▸ WRITTEN PROBLEM: Word for word, copy all the data and drop the pictures.

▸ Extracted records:
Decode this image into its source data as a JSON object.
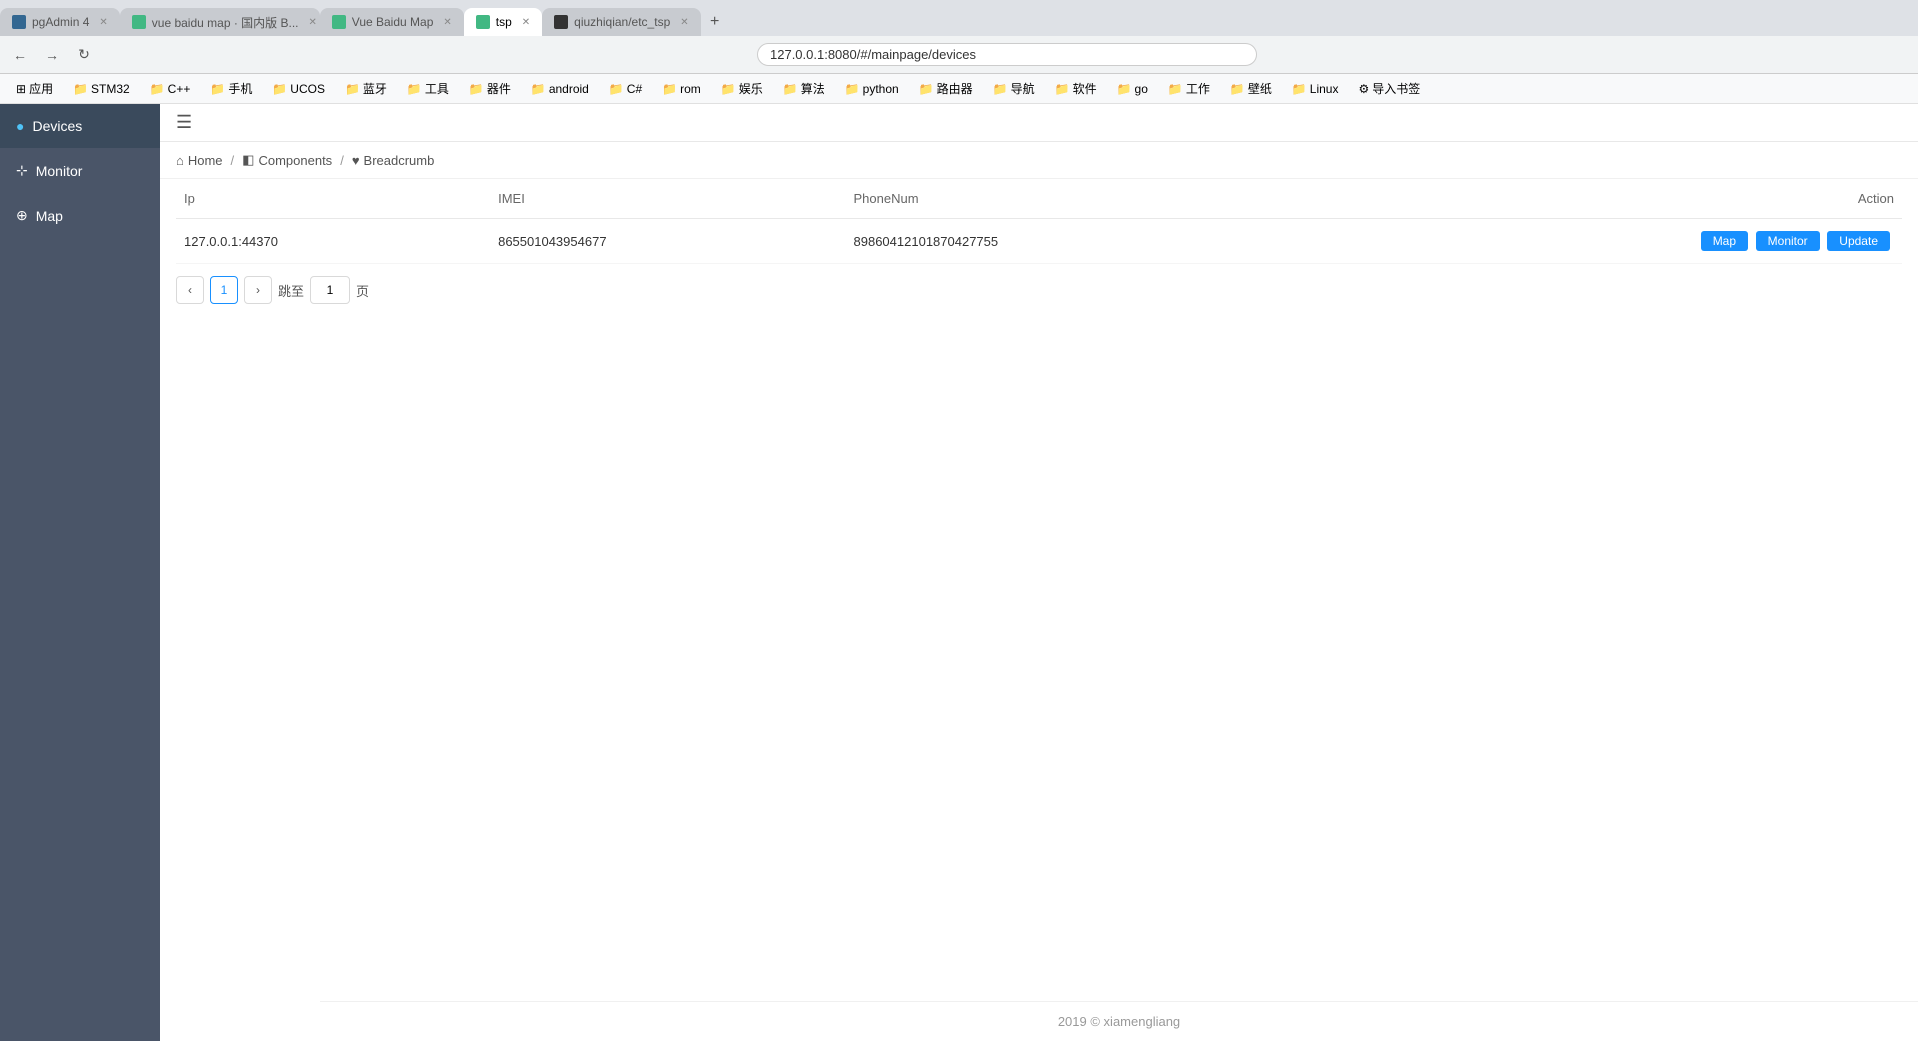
{
  "browser": {
    "tabs": [
      {
        "id": "tab-pgadmin",
        "label": "pgAdmin 4",
        "favicon_color": "#336791",
        "active": false
      },
      {
        "id": "tab-vue-baidu",
        "label": "vue baidu map · 国内版 B...",
        "favicon_color": "#42b883",
        "active": false
      },
      {
        "id": "tab-vue-baidu-map",
        "label": "Vue Baidu Map",
        "favicon_color": "#42b883",
        "active": false
      },
      {
        "id": "tab-tsp",
        "label": "tsp",
        "favicon_color": "#42b883",
        "active": true
      },
      {
        "id": "tab-github",
        "label": "qiuzhiqian/etc_tsp",
        "favicon_color": "#333",
        "active": false
      }
    ],
    "address": "127.0.0.1:8080/#/mainpage/devices",
    "bookmarks": [
      {
        "label": "应用",
        "icon": "⊞"
      },
      {
        "label": "STM32"
      },
      {
        "label": "C++"
      },
      {
        "label": "手机"
      },
      {
        "label": "UCOS"
      },
      {
        "label": "蓝牙"
      },
      {
        "label": "工具"
      },
      {
        "label": "器件"
      },
      {
        "label": "android"
      },
      {
        "label": "C#"
      },
      {
        "label": "rom"
      },
      {
        "label": "娱乐"
      },
      {
        "label": "算法"
      },
      {
        "label": "python"
      },
      {
        "label": "路由器"
      },
      {
        "label": "导航"
      },
      {
        "label": "软件"
      },
      {
        "label": "go"
      },
      {
        "label": "工作"
      },
      {
        "label": "壁纸"
      },
      {
        "label": "Linux"
      },
      {
        "label": "导入书签"
      }
    ]
  },
  "sidebar": {
    "items": [
      {
        "id": "devices",
        "label": "Devices",
        "icon": "●",
        "active": true
      },
      {
        "id": "monitor",
        "label": "Monitor",
        "icon": "⊹",
        "active": false
      },
      {
        "id": "map",
        "label": "Map",
        "icon": "⊕",
        "active": false
      }
    ]
  },
  "breadcrumb": {
    "items": [
      {
        "label": "Home",
        "icon": "⌂"
      },
      {
        "label": "Components",
        "icon": "◧"
      },
      {
        "label": "Breadcrumb",
        "icon": "♥"
      }
    ]
  },
  "table": {
    "columns": [
      {
        "key": "ip",
        "label": "Ip"
      },
      {
        "key": "imei",
        "label": "IMEI"
      },
      {
        "key": "phonenum",
        "label": "PhoneNum"
      },
      {
        "key": "action",
        "label": "Action"
      }
    ],
    "rows": [
      {
        "ip": "127.0.0.1:44370",
        "imei": "865501043954677",
        "phonenum": "89860412101870427755",
        "actions": [
          {
            "label": "Map",
            "class": "btn-map"
          },
          {
            "label": "Monitor",
            "class": "btn-monitor"
          },
          {
            "label": "Update",
            "class": "btn-update"
          }
        ]
      }
    ]
  },
  "pagination": {
    "prev_label": "‹",
    "next_label": "›",
    "current_page": "1",
    "jump_label": "跳至",
    "page_label": "页",
    "total_pages": "1"
  },
  "footer": {
    "text": "2019 © xiamengliang"
  },
  "topbar": {
    "hamburger": "☰"
  }
}
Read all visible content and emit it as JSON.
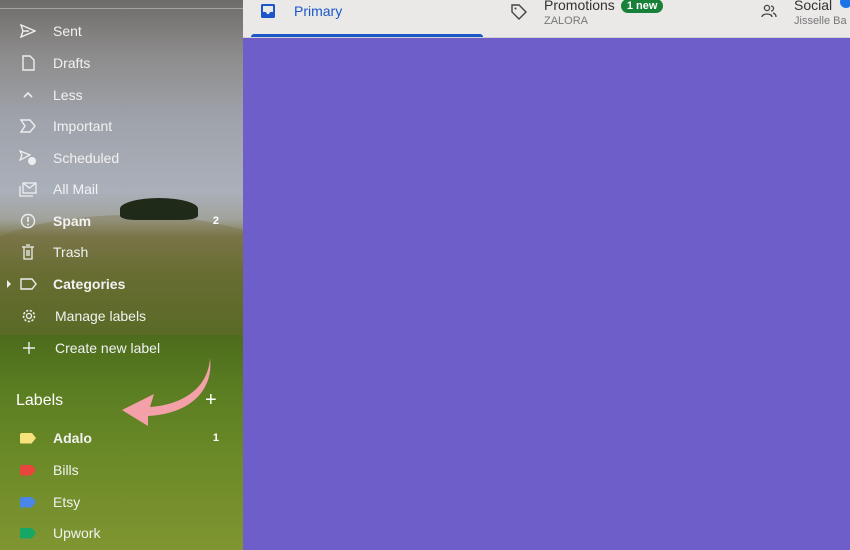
{
  "sidebar": {
    "items": [
      {
        "label": "Sent",
        "icon": "send-icon",
        "bold": false
      },
      {
        "label": "Drafts",
        "icon": "draft-icon",
        "bold": false
      },
      {
        "label": "Less",
        "icon": "chevron-up-icon",
        "bold": false
      },
      {
        "label": "Important",
        "icon": "important-icon",
        "bold": false
      },
      {
        "label": "Scheduled",
        "icon": "scheduled-icon",
        "bold": false
      },
      {
        "label": "All Mail",
        "icon": "all-mail-icon",
        "bold": false
      },
      {
        "label": "Spam",
        "icon": "spam-icon",
        "bold": true,
        "count": "2"
      },
      {
        "label": "Trash",
        "icon": "trash-icon",
        "bold": false
      },
      {
        "label": "Categories",
        "icon": "label-outline-icon",
        "bold": true
      },
      {
        "label": "Manage labels",
        "icon": "gear-icon",
        "bold": false
      },
      {
        "label": "Create new label",
        "icon": "plus-icon",
        "bold": false
      }
    ],
    "labels_heading": "Labels",
    "labels_add": "+",
    "labels": [
      {
        "label": "Adalo",
        "color": "#f6e27a",
        "bold": true,
        "count": "1"
      },
      {
        "label": "Bills",
        "color": "#e8453c",
        "bold": false
      },
      {
        "label": "Etsy",
        "color": "#4a86e8",
        "bold": false
      },
      {
        "label": "Upwork",
        "color": "#16a766",
        "bold": false
      }
    ]
  },
  "tabs": {
    "primary": {
      "label": "Primary",
      "icon": "inbox-icon"
    },
    "promotions": {
      "label": "Promotions",
      "badge": "1 new",
      "sub": "ZALORA",
      "icon": "tag-icon"
    },
    "social": {
      "label": "Social",
      "sub": "Jisselle Ba",
      "icon": "people-icon"
    }
  },
  "colors": {
    "accent": "#1a57c9",
    "content_bg": "#6e5ec9",
    "annotation_arrow": "#f4a0a8"
  }
}
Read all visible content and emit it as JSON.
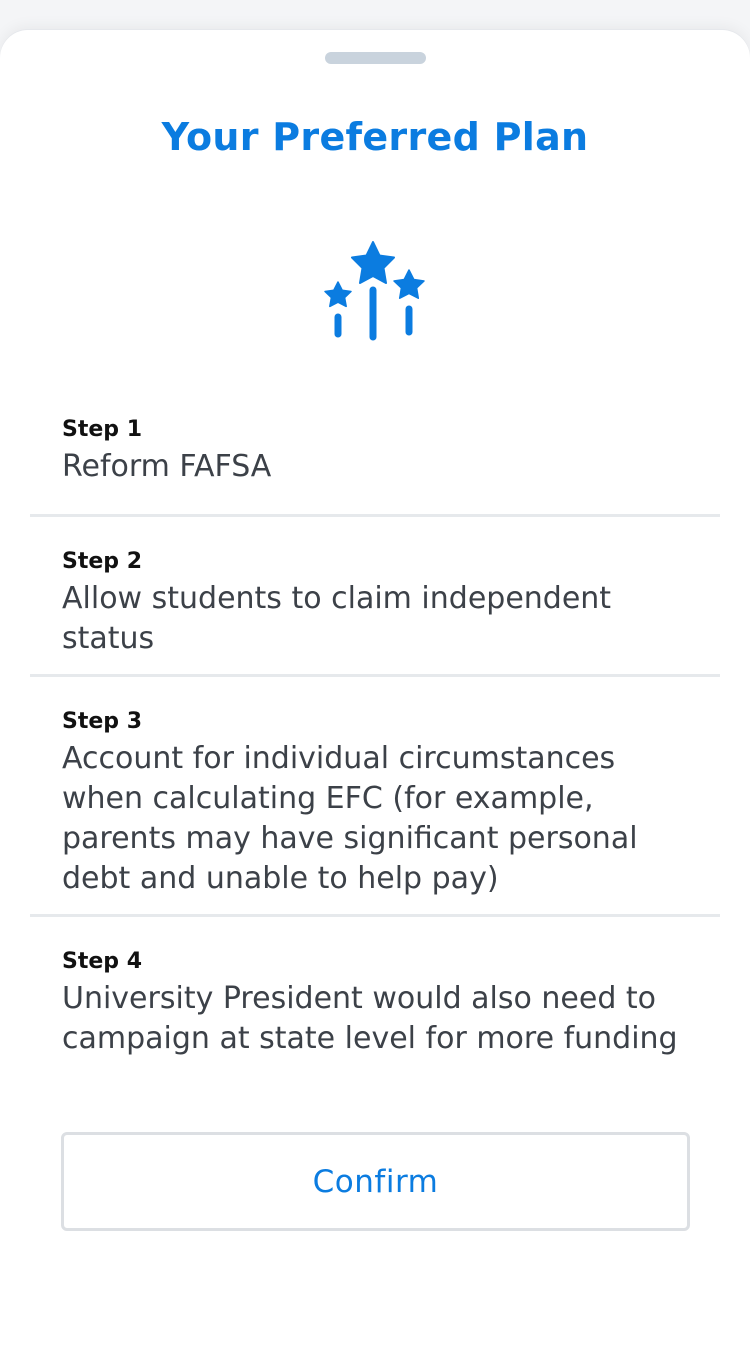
{
  "header": {
    "title": "Your Preferred Plan",
    "icon": "stars-icon"
  },
  "steps": [
    {
      "label": "Step 1",
      "text": "Reform FAFSA"
    },
    {
      "label": "Step 2",
      "text": "Allow students to claim independent status"
    },
    {
      "label": "Step 3",
      "text": "Account for individual circumstances when calculating EFC (for example, parents may have significant personal debt and unable to help pay)"
    },
    {
      "label": "Step 4",
      "text": "University President would also need to campaign at state level for more funding"
    }
  ],
  "actions": {
    "confirm_label": "Confirm"
  },
  "colors": {
    "accent": "#0b7ce0",
    "handle": "#c9d3dd",
    "divider": "#e6e9ec",
    "body_text": "#3c4148"
  }
}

▸ SOLUTION TO THIS EXERCISE:
Decode this image into its source data as a JSON object.
{
  "browser": {
    "tabs": [
      {
        "id": "tab-pgadmin",
        "label": "pgAdmin 4",
        "favicon_color": "#336791",
        "active": false
      },
      {
        "id": "tab-vue-baidu",
        "label": "vue baidu map · 国内版 B...",
        "favicon_color": "#42b883",
        "active": false
      },
      {
        "id": "tab-vue-baidu-map",
        "label": "Vue Baidu Map",
        "favicon_color": "#42b883",
        "active": false
      },
      {
        "id": "tab-tsp",
        "label": "tsp",
        "favicon_color": "#42b883",
        "active": true
      },
      {
        "id": "tab-github",
        "label": "qiuzhiqian/etc_tsp",
        "favicon_color": "#333",
        "active": false
      }
    ],
    "address": "127.0.0.1:8080/#/mainpage/devices",
    "bookmarks": [
      {
        "label": "应用",
        "icon": "⊞"
      },
      {
        "label": "STM32"
      },
      {
        "label": "C++"
      },
      {
        "label": "手机"
      },
      {
        "label": "UCOS"
      },
      {
        "label": "蓝牙"
      },
      {
        "label": "工具"
      },
      {
        "label": "器件"
      },
      {
        "label": "android"
      },
      {
        "label": "C#"
      },
      {
        "label": "rom"
      },
      {
        "label": "娱乐"
      },
      {
        "label": "算法"
      },
      {
        "label": "python"
      },
      {
        "label": "路由器"
      },
      {
        "label": "导航"
      },
      {
        "label": "软件"
      },
      {
        "label": "go"
      },
      {
        "label": "工作"
      },
      {
        "label": "壁纸"
      },
      {
        "label": "Linux"
      },
      {
        "label": "导入书签"
      }
    ]
  },
  "sidebar": {
    "items": [
      {
        "id": "devices",
        "label": "Devices",
        "icon": "●",
        "active": true
      },
      {
        "id": "monitor",
        "label": "Monitor",
        "icon": "⊹",
        "active": false
      },
      {
        "id": "map",
        "label": "Map",
        "icon": "⊕",
        "active": false
      }
    ]
  },
  "breadcrumb": {
    "items": [
      {
        "label": "Home",
        "icon": "⌂"
      },
      {
        "label": "Components",
        "icon": "◧"
      },
      {
        "label": "Breadcrumb",
        "icon": "♥"
      }
    ]
  },
  "table": {
    "columns": [
      {
        "key": "ip",
        "label": "Ip"
      },
      {
        "key": "imei",
        "label": "IMEI"
      },
      {
        "key": "phonenum",
        "label": "PhoneNum"
      },
      {
        "key": "action",
        "label": "Action"
      }
    ],
    "rows": [
      {
        "ip": "127.0.0.1:44370",
        "imei": "865501043954677",
        "phonenum": "89860412101870427755",
        "actions": [
          {
            "label": "Map",
            "class": "btn-map"
          },
          {
            "label": "Monitor",
            "class": "btn-monitor"
          },
          {
            "label": "Update",
            "class": "btn-update"
          }
        ]
      }
    ]
  },
  "pagination": {
    "prev_label": "‹",
    "next_label": "›",
    "current_page": "1",
    "jump_label": "跳至",
    "page_label": "页",
    "total_pages": "1"
  },
  "footer": {
    "text": "2019 © xiamengliang"
  },
  "topbar": {
    "hamburger": "☰"
  }
}
Read all visible content and emit it as JSON.
{
  "sidebar": {
    "items": [
      {
        "label": "Sent",
        "icon": "send-icon",
        "bold": false
      },
      {
        "label": "Drafts",
        "icon": "draft-icon",
        "bold": false
      },
      {
        "label": "Less",
        "icon": "chevron-up-icon",
        "bold": false
      },
      {
        "label": "Important",
        "icon": "important-icon",
        "bold": false
      },
      {
        "label": "Scheduled",
        "icon": "scheduled-icon",
        "bold": false
      },
      {
        "label": "All Mail",
        "icon": "all-mail-icon",
        "bold": false
      },
      {
        "label": "Spam",
        "icon": "spam-icon",
        "bold": true,
        "count": "2"
      },
      {
        "label": "Trash",
        "icon": "trash-icon",
        "bold": false
      },
      {
        "label": "Categories",
        "icon": "label-outline-icon",
        "bold": true
      },
      {
        "label": "Manage labels",
        "icon": "gear-icon",
        "bold": false
      },
      {
        "label": "Create new label",
        "icon": "plus-icon",
        "bold": false
      }
    ],
    "labels_heading": "Labels",
    "labels_add": "+",
    "labels": [
      {
        "label": "Adalo",
        "color": "#f6e27a",
        "bold": true,
        "count": "1"
      },
      {
        "label": "Bills",
        "color": "#e8453c",
        "bold": false
      },
      {
        "label": "Etsy",
        "color": "#4a86e8",
        "bold": false
      },
      {
        "label": "Upwork",
        "color": "#16a766",
        "bold": false
      }
    ]
  },
  "tabs": {
    "primary": {
      "label": "Primary",
      "icon": "inbox-icon"
    },
    "promotions": {
      "label": "Promotions",
      "badge": "1 new",
      "sub": "ZALORA",
      "icon": "tag-icon"
    },
    "social": {
      "label": "Social",
      "sub": "Jisselle Ba",
      "icon": "people-icon"
    }
  },
  "colors": {
    "accent": "#1a57c9",
    "content_bg": "#6e5ec9",
    "annotation_arrow": "#f4a0a8"
  }
}
Read all visible content and emit it as JSON.
{
  "header": {
    "title": "Your Preferred Plan",
    "icon": "stars-icon"
  },
  "steps": [
    {
      "label": "Step 1",
      "text": "Reform FAFSA"
    },
    {
      "label": "Step 2",
      "text": "Allow students to claim independent status"
    },
    {
      "label": "Step 3",
      "text": "Account for individual circumstances when calculating EFC (for example, parents may have significant personal debt and unable to help pay)"
    },
    {
      "label": "Step 4",
      "text": "University President would also need to campaign at state level for more funding"
    }
  ],
  "actions": {
    "confirm_label": "Confirm"
  },
  "colors": {
    "accent": "#0b7ce0",
    "handle": "#c9d3dd",
    "divider": "#e6e9ec",
    "body_text": "#3c4148"
  }
}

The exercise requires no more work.